** START OF Provided entries **

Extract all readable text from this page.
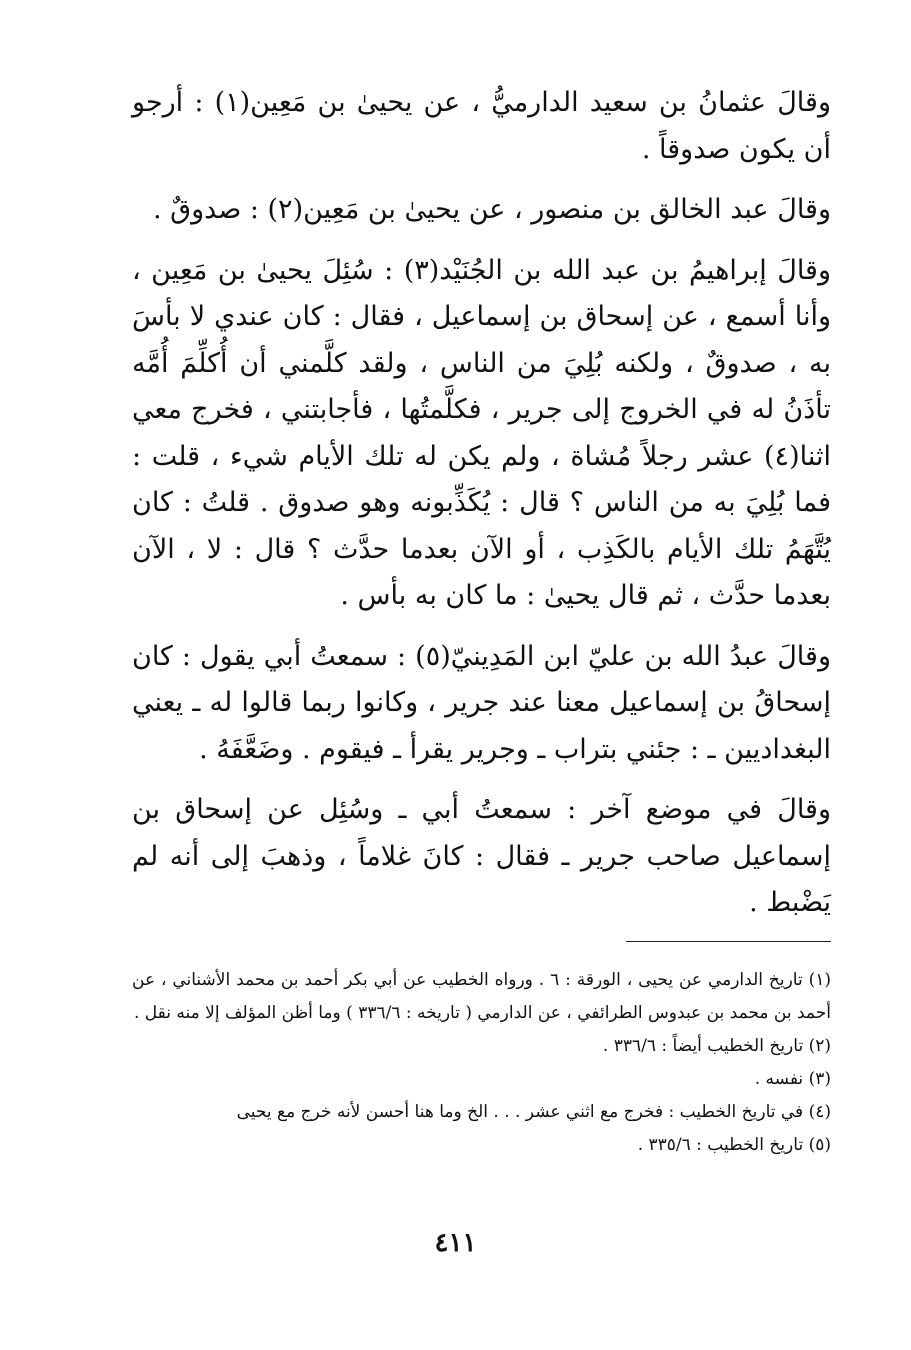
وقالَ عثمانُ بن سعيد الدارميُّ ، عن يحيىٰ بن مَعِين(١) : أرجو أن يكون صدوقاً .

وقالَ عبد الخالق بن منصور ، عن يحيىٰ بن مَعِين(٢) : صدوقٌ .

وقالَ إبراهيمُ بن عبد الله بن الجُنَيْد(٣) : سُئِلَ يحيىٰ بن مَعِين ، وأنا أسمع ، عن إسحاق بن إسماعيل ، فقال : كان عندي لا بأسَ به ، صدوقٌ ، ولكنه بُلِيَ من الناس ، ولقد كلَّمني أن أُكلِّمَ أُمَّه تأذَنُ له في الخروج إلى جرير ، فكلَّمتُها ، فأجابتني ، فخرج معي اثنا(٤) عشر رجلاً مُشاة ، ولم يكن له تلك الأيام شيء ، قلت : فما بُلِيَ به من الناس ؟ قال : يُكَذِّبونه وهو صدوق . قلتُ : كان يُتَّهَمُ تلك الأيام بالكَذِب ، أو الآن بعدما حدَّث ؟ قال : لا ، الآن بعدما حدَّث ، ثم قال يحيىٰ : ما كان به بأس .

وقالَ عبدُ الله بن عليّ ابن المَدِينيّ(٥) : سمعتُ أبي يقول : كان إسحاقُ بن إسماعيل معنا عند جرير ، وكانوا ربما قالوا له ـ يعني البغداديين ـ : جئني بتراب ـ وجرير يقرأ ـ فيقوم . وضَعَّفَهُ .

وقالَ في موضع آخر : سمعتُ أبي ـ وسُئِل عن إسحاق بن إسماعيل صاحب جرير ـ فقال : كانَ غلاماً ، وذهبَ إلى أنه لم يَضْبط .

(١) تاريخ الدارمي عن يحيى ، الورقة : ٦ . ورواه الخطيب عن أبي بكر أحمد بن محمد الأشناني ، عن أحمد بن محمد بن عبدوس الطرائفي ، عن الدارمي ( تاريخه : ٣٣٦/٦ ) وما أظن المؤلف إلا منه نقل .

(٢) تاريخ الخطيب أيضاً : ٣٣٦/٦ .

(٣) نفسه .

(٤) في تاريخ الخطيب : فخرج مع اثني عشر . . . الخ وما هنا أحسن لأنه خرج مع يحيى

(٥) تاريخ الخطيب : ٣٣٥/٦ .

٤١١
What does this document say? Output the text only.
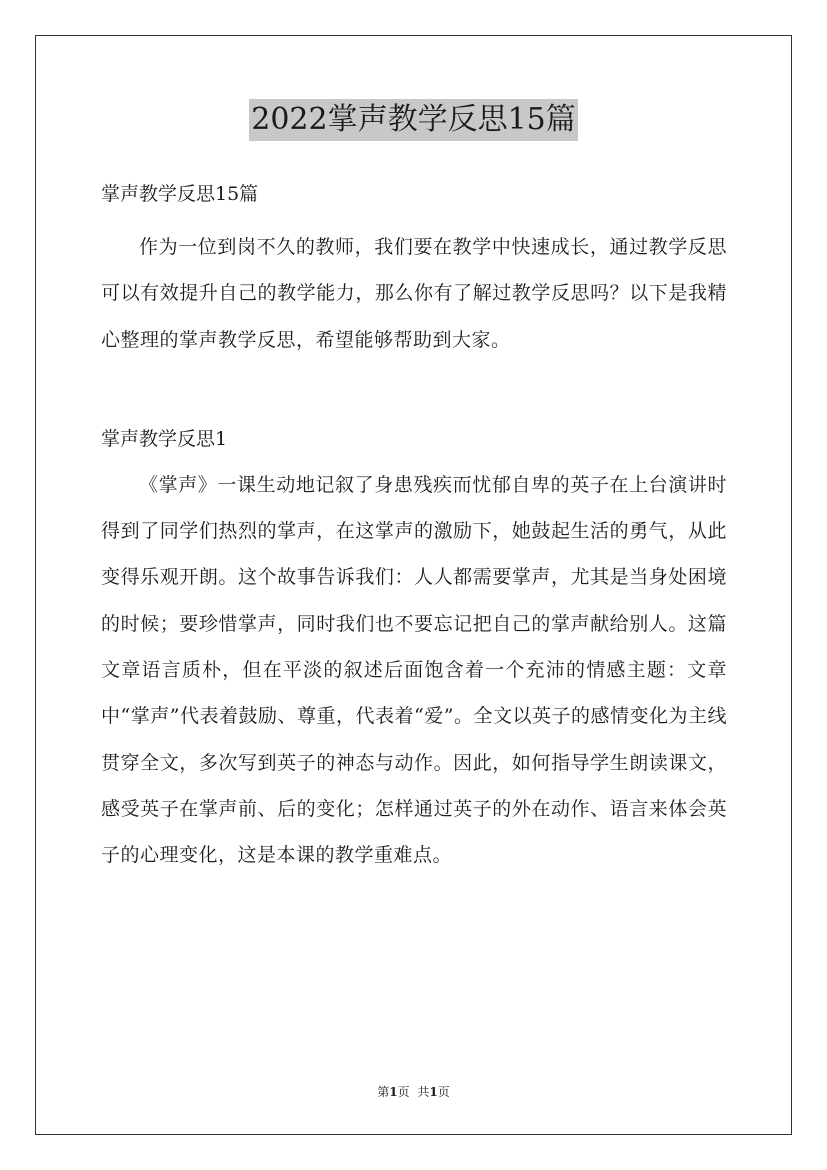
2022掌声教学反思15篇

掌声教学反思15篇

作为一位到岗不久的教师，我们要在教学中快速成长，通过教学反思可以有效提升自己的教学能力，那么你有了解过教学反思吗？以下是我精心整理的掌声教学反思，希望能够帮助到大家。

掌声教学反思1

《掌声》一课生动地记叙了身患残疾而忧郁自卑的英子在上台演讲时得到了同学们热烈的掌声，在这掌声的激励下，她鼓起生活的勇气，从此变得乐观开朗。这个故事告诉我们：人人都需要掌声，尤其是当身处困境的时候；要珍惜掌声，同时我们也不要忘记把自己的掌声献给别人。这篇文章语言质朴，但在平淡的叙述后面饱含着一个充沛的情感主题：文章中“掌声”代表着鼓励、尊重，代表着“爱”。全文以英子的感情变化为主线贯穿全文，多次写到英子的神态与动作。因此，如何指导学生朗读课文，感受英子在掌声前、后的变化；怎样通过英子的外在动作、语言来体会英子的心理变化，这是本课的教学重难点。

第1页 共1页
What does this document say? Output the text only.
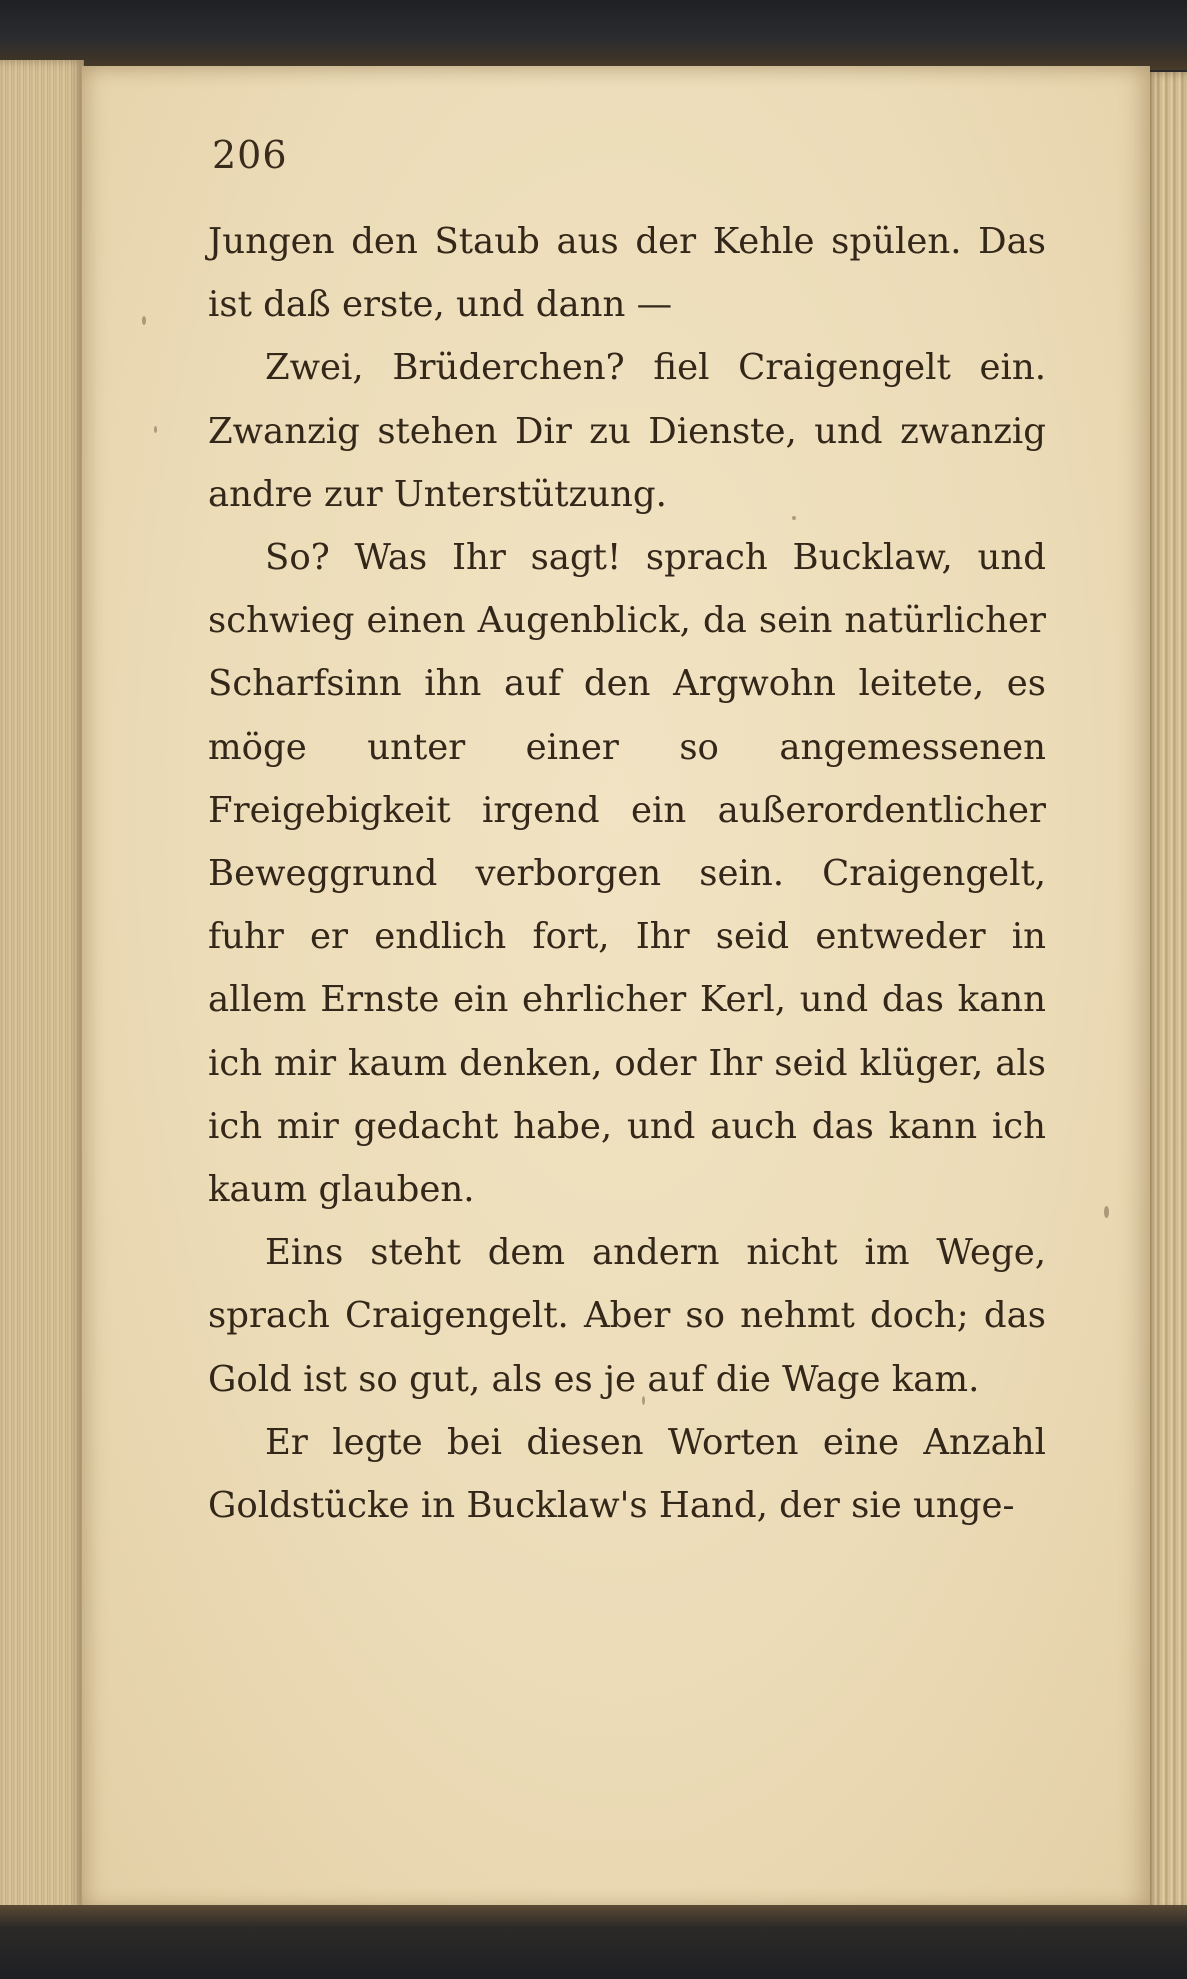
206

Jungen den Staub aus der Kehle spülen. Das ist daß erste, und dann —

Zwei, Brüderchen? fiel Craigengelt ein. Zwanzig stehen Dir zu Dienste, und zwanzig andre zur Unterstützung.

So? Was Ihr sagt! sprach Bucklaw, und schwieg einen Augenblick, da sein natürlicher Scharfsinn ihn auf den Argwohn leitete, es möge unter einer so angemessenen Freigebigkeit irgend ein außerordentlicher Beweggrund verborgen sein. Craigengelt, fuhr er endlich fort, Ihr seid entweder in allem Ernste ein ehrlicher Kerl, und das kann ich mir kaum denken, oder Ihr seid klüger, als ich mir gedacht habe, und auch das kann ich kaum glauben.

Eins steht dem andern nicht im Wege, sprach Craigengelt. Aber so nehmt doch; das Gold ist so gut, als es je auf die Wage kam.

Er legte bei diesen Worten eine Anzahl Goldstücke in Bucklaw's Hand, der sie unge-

** END OF Provided entries **

## Do this
All of the entries above should be copied exactly, except for the pictures.

## Answer to this task
Extract all readable text from this page.
وقالَ عثمانُ بن سعيد الدارميُّ ، عن يحيىٰ بن مَعِين(١) : أرجو أن يكون صدوقاً .

وقالَ عبد الخالق بن منصور ، عن يحيىٰ بن مَعِين(٢) : صدوقٌ .

وقالَ إبراهيمُ بن عبد الله بن الجُنَيْد(٣) : سُئِلَ يحيىٰ بن مَعِين ، وأنا أسمع ، عن إسحاق بن إسماعيل ، فقال : كان عندي لا بأسَ به ، صدوقٌ ، ولكنه بُلِيَ من الناس ، ولقد كلَّمني أن أُكلِّمَ أُمَّه تأذَنُ له في الخروج إلى جرير ، فكلَّمتُها ، فأجابتني ، فخرج معي اثنا(٤) عشر رجلاً مُشاة ، ولم يكن له تلك الأيام شيء ، قلت : فما بُلِيَ به من الناس ؟ قال : يُكَذِّبونه وهو صدوق . قلتُ : كان يُتَّهَمُ تلك الأيام بالكَذِب ، أو الآن بعدما حدَّث ؟ قال : لا ، الآن بعدما حدَّث ، ثم قال يحيىٰ : ما كان به بأس .

وقالَ عبدُ الله بن عليّ ابن المَدِينيّ(٥) : سمعتُ أبي يقول : كان إسحاقُ بن إسماعيل معنا عند جرير ، وكانوا ربما قالوا له ـ يعني البغداديين ـ : جئني بتراب ـ وجرير يقرأ ـ فيقوم . وضَعَّفَهُ .

وقالَ في موضع آخر : سمعتُ أبي ـ وسُئِل عن إسحاق بن إسماعيل صاحب جرير ـ فقال : كانَ غلاماً ، وذهبَ إلى أنه لم يَضْبط .

(١) تاريخ الدارمي عن يحيى ، الورقة : ٦ . ورواه الخطيب عن أبي بكر أحمد بن محمد الأشناني ، عن أحمد بن محمد بن عبدوس الطرائفي ، عن الدارمي ( تاريخه : ٣٣٦/٦ ) وما أظن المؤلف إلا منه نقل .

(٢) تاريخ الخطيب أيضاً : ٣٣٦/٦ .

(٣) نفسه .

(٤) في تاريخ الخطيب : فخرج مع اثني عشر . . . الخ وما هنا أحسن لأنه خرج مع يحيى

(٥) تاريخ الخطيب : ٣٣٥/٦ .

٤١١
What does this document say? Output the text only.
2022掌声教学反思15篇

掌声教学反思15篇

作为一位到岗不久的教师，我们要在教学中快速成长，通过教学反思可以有效提升自己的教学能力，那么你有了解过教学反思吗？以下是我精心整理的掌声教学反思，希望能够帮助到大家。

掌声教学反思1

《掌声》一课生动地记叙了身患残疾而忧郁自卑的英子在上台演讲时得到了同学们热烈的掌声，在这掌声的激励下，她鼓起生活的勇气，从此变得乐观开朗。这个故事告诉我们：人人都需要掌声，尤其是当身处困境的时候；要珍惜掌声，同时我们也不要忘记把自己的掌声献给别人。这篇文章语言质朴，但在平淡的叙述后面饱含着一个充沛的情感主题：文章中“掌声”代表着鼓励、尊重，代表着“爱”。全文以英子的感情变化为主线贯穿全文，多次写到英子的神态与动作。因此，如何指导学生朗读课文，感受英子在掌声前、后的变化；怎样通过英子的外在动作、语言来体会英子的心理变化，这是本课的教学重难点。

第1页 共1页
What does this document say? Output the text only.
206

Jungen den Staub aus der Kehle spülen. Das ist daß erste, und dann —

Zwei, Brüderchen? fiel Craigengelt ein. Zwanzig stehen Dir zu Dienste, und zwanzig andre zur Unterstützung.

So? Was Ihr sagt! sprach Bucklaw, und schwieg einen Augenblick, da sein natürlicher Scharfsinn ihn auf den Argwohn leitete, es möge unter einer so angemessenen Freigebigkeit irgend ein außerordentlicher Beweggrund verborgen sein. Craigengelt, fuhr er endlich fort, Ihr seid entweder in allem Ernste ein ehrlicher Kerl, und das kann ich mir kaum denken, oder Ihr seid klüger, als ich mir gedacht habe, und auch das kann ich kaum glauben.

Eins steht dem andern nicht im Wege, sprach Craigengelt. Aber so nehmt doch; das Gold ist so gut, als es je auf die Wage kam.

Er legte bei diesen Worten eine Anzahl Goldstücke in Bucklaw's Hand, der sie unge-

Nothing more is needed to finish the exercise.